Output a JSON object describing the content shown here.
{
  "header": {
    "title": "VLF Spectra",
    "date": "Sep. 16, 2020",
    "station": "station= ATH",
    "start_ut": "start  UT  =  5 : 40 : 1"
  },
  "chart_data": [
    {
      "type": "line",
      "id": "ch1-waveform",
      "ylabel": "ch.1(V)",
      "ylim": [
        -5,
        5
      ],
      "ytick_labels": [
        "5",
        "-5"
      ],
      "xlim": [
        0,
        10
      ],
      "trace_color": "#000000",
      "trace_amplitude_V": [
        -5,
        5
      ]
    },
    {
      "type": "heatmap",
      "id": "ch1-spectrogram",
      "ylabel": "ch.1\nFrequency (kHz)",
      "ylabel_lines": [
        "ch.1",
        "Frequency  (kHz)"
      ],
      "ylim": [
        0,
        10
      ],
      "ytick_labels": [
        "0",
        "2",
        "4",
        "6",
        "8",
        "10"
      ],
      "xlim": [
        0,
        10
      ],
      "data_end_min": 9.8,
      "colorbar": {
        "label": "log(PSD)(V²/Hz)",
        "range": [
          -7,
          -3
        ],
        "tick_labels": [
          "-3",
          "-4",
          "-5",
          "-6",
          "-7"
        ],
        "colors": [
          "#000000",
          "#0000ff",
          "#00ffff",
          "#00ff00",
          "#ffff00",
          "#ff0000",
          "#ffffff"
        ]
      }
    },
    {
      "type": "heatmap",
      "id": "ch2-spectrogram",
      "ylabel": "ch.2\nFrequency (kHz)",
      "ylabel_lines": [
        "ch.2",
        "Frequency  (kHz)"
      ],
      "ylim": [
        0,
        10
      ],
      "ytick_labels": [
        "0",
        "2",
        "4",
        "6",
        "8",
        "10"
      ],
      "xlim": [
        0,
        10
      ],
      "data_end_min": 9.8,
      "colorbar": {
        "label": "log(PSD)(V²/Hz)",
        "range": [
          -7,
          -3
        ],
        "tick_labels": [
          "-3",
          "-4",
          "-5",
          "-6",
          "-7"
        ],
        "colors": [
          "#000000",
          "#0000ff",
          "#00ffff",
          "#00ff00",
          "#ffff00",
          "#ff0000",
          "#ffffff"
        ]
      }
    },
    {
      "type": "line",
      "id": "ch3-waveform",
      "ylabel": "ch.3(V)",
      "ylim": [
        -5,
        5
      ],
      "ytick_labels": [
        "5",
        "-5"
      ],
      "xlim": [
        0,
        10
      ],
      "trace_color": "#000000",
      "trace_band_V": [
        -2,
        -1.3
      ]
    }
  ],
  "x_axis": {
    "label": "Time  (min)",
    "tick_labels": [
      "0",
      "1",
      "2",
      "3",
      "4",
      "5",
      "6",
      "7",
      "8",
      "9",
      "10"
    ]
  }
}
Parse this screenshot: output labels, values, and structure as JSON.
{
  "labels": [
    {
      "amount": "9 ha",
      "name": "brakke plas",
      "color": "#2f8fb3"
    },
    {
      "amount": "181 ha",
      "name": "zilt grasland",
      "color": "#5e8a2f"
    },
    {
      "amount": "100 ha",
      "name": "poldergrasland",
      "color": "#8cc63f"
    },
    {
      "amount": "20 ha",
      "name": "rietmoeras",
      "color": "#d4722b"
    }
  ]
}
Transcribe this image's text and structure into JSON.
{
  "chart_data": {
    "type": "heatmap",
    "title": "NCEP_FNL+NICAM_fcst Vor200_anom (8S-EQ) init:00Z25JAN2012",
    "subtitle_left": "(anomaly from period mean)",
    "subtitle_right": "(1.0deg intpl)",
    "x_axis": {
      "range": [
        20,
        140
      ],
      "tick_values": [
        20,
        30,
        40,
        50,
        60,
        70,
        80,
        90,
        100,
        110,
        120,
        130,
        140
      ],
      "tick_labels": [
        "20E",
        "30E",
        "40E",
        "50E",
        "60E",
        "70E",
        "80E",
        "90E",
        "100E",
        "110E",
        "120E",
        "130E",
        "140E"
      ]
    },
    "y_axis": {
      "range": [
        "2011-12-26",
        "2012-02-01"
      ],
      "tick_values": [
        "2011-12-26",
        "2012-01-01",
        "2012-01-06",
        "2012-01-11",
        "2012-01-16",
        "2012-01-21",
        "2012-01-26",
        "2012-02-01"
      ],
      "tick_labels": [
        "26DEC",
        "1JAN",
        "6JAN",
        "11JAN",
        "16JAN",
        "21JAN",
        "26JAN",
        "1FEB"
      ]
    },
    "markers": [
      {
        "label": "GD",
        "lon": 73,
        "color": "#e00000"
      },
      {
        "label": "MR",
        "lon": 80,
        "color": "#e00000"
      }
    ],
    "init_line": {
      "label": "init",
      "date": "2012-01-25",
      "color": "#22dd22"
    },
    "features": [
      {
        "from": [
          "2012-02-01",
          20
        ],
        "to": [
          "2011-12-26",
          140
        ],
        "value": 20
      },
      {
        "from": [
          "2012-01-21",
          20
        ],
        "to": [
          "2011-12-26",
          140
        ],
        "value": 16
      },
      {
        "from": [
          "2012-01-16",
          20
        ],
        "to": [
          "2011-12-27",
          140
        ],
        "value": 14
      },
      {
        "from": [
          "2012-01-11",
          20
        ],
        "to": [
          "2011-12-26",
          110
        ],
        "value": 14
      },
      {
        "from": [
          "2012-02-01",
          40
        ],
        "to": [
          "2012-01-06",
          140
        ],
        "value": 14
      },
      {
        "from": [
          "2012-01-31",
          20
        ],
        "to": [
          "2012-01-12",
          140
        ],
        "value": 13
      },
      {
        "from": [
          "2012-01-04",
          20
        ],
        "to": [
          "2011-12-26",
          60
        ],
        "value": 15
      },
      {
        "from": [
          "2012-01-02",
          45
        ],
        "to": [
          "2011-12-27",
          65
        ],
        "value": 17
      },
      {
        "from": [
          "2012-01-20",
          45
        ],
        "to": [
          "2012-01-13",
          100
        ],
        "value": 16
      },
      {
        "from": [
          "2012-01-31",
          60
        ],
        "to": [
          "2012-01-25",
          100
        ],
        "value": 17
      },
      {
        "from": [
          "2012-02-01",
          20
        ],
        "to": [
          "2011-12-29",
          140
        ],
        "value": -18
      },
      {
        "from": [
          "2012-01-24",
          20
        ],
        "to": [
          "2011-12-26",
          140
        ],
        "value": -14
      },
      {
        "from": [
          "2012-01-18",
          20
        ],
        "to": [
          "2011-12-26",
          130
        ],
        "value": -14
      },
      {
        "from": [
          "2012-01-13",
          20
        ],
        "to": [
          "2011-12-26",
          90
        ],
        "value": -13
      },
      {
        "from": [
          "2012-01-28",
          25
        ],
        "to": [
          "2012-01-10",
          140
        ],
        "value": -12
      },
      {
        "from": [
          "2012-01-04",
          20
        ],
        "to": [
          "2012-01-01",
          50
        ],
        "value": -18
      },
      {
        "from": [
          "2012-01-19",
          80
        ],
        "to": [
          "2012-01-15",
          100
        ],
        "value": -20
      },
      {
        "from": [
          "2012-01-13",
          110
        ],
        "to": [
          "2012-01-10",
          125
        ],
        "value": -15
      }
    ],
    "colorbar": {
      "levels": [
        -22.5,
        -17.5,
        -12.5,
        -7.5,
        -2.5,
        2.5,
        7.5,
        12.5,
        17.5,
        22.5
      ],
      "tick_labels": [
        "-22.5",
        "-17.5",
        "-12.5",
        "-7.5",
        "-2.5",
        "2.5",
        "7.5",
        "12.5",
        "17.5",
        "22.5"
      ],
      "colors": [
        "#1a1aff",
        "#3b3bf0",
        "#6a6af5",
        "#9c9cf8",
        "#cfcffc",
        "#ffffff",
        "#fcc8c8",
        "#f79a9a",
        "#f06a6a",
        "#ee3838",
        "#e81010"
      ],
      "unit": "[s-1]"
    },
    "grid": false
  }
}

TO DO
The records above are to be copied in full, exactly as written.

RESPONSE TO THE EXERCISE
Output a JSON object describing the content shown here.
{
  "header": {
    "title": "VLF Spectra",
    "date": "Sep. 16, 2020",
    "station": "station= ATH",
    "start_ut": "start  UT  =  5 : 40 : 1"
  },
  "chart_data": [
    {
      "type": "line",
      "id": "ch1-waveform",
      "ylabel": "ch.1(V)",
      "ylim": [
        -5,
        5
      ],
      "ytick_labels": [
        "5",
        "-5"
      ],
      "xlim": [
        0,
        10
      ],
      "trace_color": "#000000",
      "trace_amplitude_V": [
        -5,
        5
      ]
    },
    {
      "type": "heatmap",
      "id": "ch1-spectrogram",
      "ylabel": "ch.1\nFrequency (kHz)",
      "ylabel_lines": [
        "ch.1",
        "Frequency  (kHz)"
      ],
      "ylim": [
        0,
        10
      ],
      "ytick_labels": [
        "0",
        "2",
        "4",
        "6",
        "8",
        "10"
      ],
      "xlim": [
        0,
        10
      ],
      "data_end_min": 9.8,
      "colorbar": {
        "label": "log(PSD)(V²/Hz)",
        "range": [
          -7,
          -3
        ],
        "tick_labels": [
          "-3",
          "-4",
          "-5",
          "-6",
          "-7"
        ],
        "colors": [
          "#000000",
          "#0000ff",
          "#00ffff",
          "#00ff00",
          "#ffff00",
          "#ff0000",
          "#ffffff"
        ]
      }
    },
    {
      "type": "heatmap",
      "id": "ch2-spectrogram",
      "ylabel": "ch.2\nFrequency (kHz)",
      "ylabel_lines": [
        "ch.2",
        "Frequency  (kHz)"
      ],
      "ylim": [
        0,
        10
      ],
      "ytick_labels": [
        "0",
        "2",
        "4",
        "6",
        "8",
        "10"
      ],
      "xlim": [
        0,
        10
      ],
      "data_end_min": 9.8,
      "colorbar": {
        "label": "log(PSD)(V²/Hz)",
        "range": [
          -7,
          -3
        ],
        "tick_labels": [
          "-3",
          "-4",
          "-5",
          "-6",
          "-7"
        ],
        "colors": [
          "#000000",
          "#0000ff",
          "#00ffff",
          "#00ff00",
          "#ffff00",
          "#ff0000",
          "#ffffff"
        ]
      }
    },
    {
      "type": "line",
      "id": "ch3-waveform",
      "ylabel": "ch.3(V)",
      "ylim": [
        -5,
        5
      ],
      "ytick_labels": [
        "5",
        "-5"
      ],
      "xlim": [
        0,
        10
      ],
      "trace_color": "#000000",
      "trace_band_V": [
        -2,
        -1.3
      ]
    }
  ],
  "x_axis": {
    "label": "Time  (min)",
    "tick_labels": [
      "0",
      "1",
      "2",
      "3",
      "4",
      "5",
      "6",
      "7",
      "8",
      "9",
      "10"
    ]
  }
}
Parse this screenshot: output labels, values, and structure as JSON.
{
  "labels": [
    {
      "amount": "9 ha",
      "name": "brakke plas",
      "color": "#2f8fb3"
    },
    {
      "amount": "181 ha",
      "name": "zilt grasland",
      "color": "#5e8a2f"
    },
    {
      "amount": "100 ha",
      "name": "poldergrasland",
      "color": "#8cc63f"
    },
    {
      "amount": "20 ha",
      "name": "rietmoeras",
      "color": "#d4722b"
    }
  ]
}
Transcribe this image's text and structure into JSON.
{
  "chart_data": {
    "type": "heatmap",
    "title": "NCEP_FNL+NICAM_fcst Vor200_anom (8S-EQ) init:00Z25JAN2012",
    "subtitle_left": "(anomaly from period mean)",
    "subtitle_right": "(1.0deg intpl)",
    "x_axis": {
      "range": [
        20,
        140
      ],
      "tick_values": [
        20,
        30,
        40,
        50,
        60,
        70,
        80,
        90,
        100,
        110,
        120,
        130,
        140
      ],
      "tick_labels": [
        "20E",
        "30E",
        "40E",
        "50E",
        "60E",
        "70E",
        "80E",
        "90E",
        "100E",
        "110E",
        "120E",
        "130E",
        "140E"
      ]
    },
    "y_axis": {
      "range": [
        "2011-12-26",
        "2012-02-01"
      ],
      "tick_values": [
        "2011-12-26",
        "2012-01-01",
        "2012-01-06",
        "2012-01-11",
        "2012-01-16",
        "2012-01-21",
        "2012-01-26",
        "2012-02-01"
      ],
      "tick_labels": [
        "26DEC",
        "1JAN",
        "6JAN",
        "11JAN",
        "16JAN",
        "21JAN",
        "26JAN",
        "1FEB"
      ]
    },
    "markers": [
      {
        "label": "GD",
        "lon": 73,
        "color": "#e00000"
      },
      {
        "label": "MR",
        "lon": 80,
        "color": "#e00000"
      }
    ],
    "init_line": {
      "label": "init",
      "date": "2012-01-25",
      "color": "#22dd22"
    },
    "features": [
      {
        "from": [
          "2012-02-01",
          20
        ],
        "to": [
          "2011-12-26",
          140
        ],
        "value": 20
      },
      {
        "from": [
          "2012-01-21",
          20
        ],
        "to": [
          "2011-12-26",
          140
        ],
        "value": 16
      },
      {
        "from": [
          "2012-01-16",
          20
        ],
        "to": [
          "2011-12-27",
          140
        ],
        "value": 14
      },
      {
        "from": [
          "2012-01-11",
          20
        ],
        "to": [
          "2011-12-26",
          110
        ],
        "value": 14
      },
      {
        "from": [
          "2012-02-01",
          40
        ],
        "to": [
          "2012-01-06",
          140
        ],
        "value": 14
      },
      {
        "from": [
          "2012-01-31",
          20
        ],
        "to": [
          "2012-01-12",
          140
        ],
        "value": 13
      },
      {
        "from": [
          "2012-01-04",
          20
        ],
        "to": [
          "2011-12-26",
          60
        ],
        "value": 15
      },
      {
        "from": [
          "2012-01-02",
          45
        ],
        "to": [
          "2011-12-27",
          65
        ],
        "value": 17
      },
      {
        "from": [
          "2012-01-20",
          45
        ],
        "to": [
          "2012-01-13",
          100
        ],
        "value": 16
      },
      {
        "from": [
          "2012-01-31",
          60
        ],
        "to": [
          "2012-01-25",
          100
        ],
        "value": 17
      },
      {
        "from": [
          "2012-02-01",
          20
        ],
        "to": [
          "2011-12-29",
          140
        ],
        "value": -18
      },
      {
        "from": [
          "2012-01-24",
          20
        ],
        "to": [
          "2011-12-26",
          140
        ],
        "value": -14
      },
      {
        "from": [
          "2012-01-18",
          20
        ],
        "to": [
          "2011-12-26",
          130
        ],
        "value": -14
      },
      {
        "from": [
          "2012-01-13",
          20
        ],
        "to": [
          "2011-12-26",
          90
        ],
        "value": -13
      },
      {
        "from": [
          "2012-01-28",
          25
        ],
        "to": [
          "2012-01-10",
          140
        ],
        "value": -12
      },
      {
        "from": [
          "2012-01-04",
          20
        ],
        "to": [
          "2012-01-01",
          50
        ],
        "value": -18
      },
      {
        "from": [
          "2012-01-19",
          80
        ],
        "to": [
          "2012-01-15",
          100
        ],
        "value": -20
      },
      {
        "from": [
          "2012-01-13",
          110
        ],
        "to": [
          "2012-01-10",
          125
        ],
        "value": -15
      }
    ],
    "colorbar": {
      "levels": [
        -22.5,
        -17.5,
        -12.5,
        -7.5,
        -2.5,
        2.5,
        7.5,
        12.5,
        17.5,
        22.5
      ],
      "tick_labels": [
        "-22.5",
        "-17.5",
        "-12.5",
        "-7.5",
        "-2.5",
        "2.5",
        "7.5",
        "12.5",
        "17.5",
        "22.5"
      ],
      "colors": [
        "#1a1aff",
        "#3b3bf0",
        "#6a6af5",
        "#9c9cf8",
        "#cfcffc",
        "#ffffff",
        "#fcc8c8",
        "#f79a9a",
        "#f06a6a",
        "#ee3838",
        "#e81010"
      ],
      "unit": "[s-1]"
    },
    "grid": false
  }
}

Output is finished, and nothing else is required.